DOCUMENT SEGMENT:

══════════

Spacecraft properties
- Spacecraft: Soyuz 7K-T No.3
- Spacecraft type: Soyuz 7K-T/A9
- Manufacturer: OKB-1
- Launch mass: 6,570 kg (14,480 lb)
- Landing mass: 1,200 kg (2,600 lb)

Crew
- Crew size: 2
- Members: Pavel Popovich Yuri Artyukhin
- Callsign: Беркут (Berkut - "Golden Eagle")

Start of mission
- Launch date: 3 July 1974, 18:51:08 UTC
- Rocket: Soyuz 11A511
- Launch site: Baikonur 1/5

End of mission
- Landing date: 19 July 1974, 12:21:36 UTC
- Landing site: 140 km (87 mi) at the southeast of Dzhezkazgan, Kazakhstan

Orbital parameters
- Reference system: Geocentric orbit
- Regime: Low Earth orbit
- Perigee altitude: 250 km (160 mi)
- Apogee altitude: 277 km (172 mi)

══════════

REQUIRED TASKS:
• 1. Summarize the Soyuz 7K-T No.3 fact sheet in two sentences.
• 2. Echo the stretch of the Soyuz 7K-T No.3 fact sheet from "Start of mission" through "km (172 mi)" word for word.
• 3. Proceed with the Soyuz 7K-T No.3 fact sheet, starting after its final line.
The lines after this point are separate material, unrelated to the Soyuz 7K-T No.3 fact sheet.

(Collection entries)
══════════

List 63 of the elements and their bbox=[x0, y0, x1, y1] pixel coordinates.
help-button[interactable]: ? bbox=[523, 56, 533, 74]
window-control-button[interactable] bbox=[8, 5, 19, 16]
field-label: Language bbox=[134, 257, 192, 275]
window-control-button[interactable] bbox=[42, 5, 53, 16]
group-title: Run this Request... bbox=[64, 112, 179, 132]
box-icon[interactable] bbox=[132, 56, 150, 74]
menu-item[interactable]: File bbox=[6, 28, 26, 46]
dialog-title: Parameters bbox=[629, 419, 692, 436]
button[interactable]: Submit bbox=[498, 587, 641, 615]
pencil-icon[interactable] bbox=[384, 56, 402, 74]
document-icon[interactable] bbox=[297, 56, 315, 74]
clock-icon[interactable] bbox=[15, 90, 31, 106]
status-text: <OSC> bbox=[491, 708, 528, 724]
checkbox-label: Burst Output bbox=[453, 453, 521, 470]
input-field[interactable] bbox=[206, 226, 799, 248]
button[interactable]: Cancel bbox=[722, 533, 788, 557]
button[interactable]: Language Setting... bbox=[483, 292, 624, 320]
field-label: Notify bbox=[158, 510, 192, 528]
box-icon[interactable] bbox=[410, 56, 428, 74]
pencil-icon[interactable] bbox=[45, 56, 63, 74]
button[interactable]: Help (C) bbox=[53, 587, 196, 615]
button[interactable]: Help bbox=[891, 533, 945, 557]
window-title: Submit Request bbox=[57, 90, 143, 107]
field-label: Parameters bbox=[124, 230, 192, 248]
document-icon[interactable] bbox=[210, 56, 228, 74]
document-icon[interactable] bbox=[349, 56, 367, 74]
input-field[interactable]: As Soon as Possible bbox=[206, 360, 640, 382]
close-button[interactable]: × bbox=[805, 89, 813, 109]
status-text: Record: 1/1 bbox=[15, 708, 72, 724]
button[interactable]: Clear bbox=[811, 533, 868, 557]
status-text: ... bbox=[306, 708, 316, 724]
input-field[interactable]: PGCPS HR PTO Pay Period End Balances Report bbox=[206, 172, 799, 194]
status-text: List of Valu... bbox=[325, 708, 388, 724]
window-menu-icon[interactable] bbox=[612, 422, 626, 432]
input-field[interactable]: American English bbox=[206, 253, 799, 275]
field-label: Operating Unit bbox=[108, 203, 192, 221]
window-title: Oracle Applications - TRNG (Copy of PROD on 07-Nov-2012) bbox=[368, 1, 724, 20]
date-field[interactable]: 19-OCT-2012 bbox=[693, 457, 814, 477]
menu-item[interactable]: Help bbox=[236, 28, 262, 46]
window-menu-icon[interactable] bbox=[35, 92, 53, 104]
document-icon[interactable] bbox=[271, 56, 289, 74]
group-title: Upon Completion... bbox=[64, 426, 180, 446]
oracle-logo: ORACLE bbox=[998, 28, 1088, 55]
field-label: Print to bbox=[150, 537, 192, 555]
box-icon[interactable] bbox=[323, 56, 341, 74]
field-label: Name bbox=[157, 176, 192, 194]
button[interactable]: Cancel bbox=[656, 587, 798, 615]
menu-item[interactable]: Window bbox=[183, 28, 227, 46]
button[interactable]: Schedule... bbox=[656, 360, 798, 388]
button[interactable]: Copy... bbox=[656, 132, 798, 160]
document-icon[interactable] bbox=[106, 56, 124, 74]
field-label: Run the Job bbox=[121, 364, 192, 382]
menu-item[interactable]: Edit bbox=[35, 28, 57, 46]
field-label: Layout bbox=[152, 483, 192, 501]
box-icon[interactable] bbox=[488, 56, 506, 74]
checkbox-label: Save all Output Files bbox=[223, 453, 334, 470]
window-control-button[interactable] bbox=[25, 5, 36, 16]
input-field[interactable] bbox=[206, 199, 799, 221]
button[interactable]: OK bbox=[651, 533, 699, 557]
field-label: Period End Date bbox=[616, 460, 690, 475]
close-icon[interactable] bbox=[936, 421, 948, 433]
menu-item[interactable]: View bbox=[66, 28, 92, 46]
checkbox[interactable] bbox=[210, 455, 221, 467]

══════════

ANSWERS BY ITEM NUMBER:
• 1. Soyuz 7K-T No.3, a Soyuz 7K-T/A9 spacecraft built by OKB-1, carried a crew of two, Pavel Popovich and Yuri Artyukhin, under the callsign Berkut ("Golden Eagle"). It launched on a Soyuz 11A511 rocket from Baikonur 1/5 on 3 July 1974, flew in low Earth orbit, and landed on 19 July 1974 about 140 km southeast of Dzhezkazgan, Kazakhstan.

• 2.
Start of mission
- Launch date: 3 July 1974, 18:51:08 UTC
- Rocket: Soyuz 11A511
- Launch site: Baikonur 1/5

End of mission
- Landing date: 19 July 1974, 12:21:36 UTC
- Landing site: 140 km (87 mi) at the southeast of Dzhezkazgan, Kazakhstan

Orbital parameters
- Reference system: Geocentric orbit
- Regime: Low Earth orbit
- Perigee altitude: 250 km (160 mi)
- Apogee altitude: 277 km (172 mi)

• 3.
- Inclination: 51.60°
- Period: 89.70 minutes

Docking with Salyut 3
- Docking date: 3 July 1974, 21:00 UTC
- Undocking date: 19 July 1974, 09:03 UTC
- Time docked: 15 days, 12 hours and 3 minutes

= Soyuz 14 =

1974 Soviet crewed spaceflight to Salyut 3

Soyuz 14 (Союз 14, Union 14) was a July, 1974, crewed spaceflight to the Salyut 3 space station. Soyuz 14 is also the name given to the Soyuz spacecraft which was used to bring the cosmonauts to and from the station. The mission was part of the Soviet Union's Almaz program to evaluate the military applications of crew spaceflight. The mission's crew members were cosmonauts Pavel Popovich and Yuri Artyukhin. At the time, the military nature of this mission and the station itself were not acknowledged by Soviet authorities.

The flight was the first successful mission to a space station by the Soviets. The mission proved to be the only one for Salyut 3 as Soyuz 15 failed to dock with the station in August 1974 and the station was de-orbited in January 1975. With the American Skylab missions now complete, the flight marked the start of the monopoly of crewed space activities by the Soviets until the 1981 launch of STS-1, the first Space Shuttle flight, save for the joint Apollo–Soyuz flight of 1975.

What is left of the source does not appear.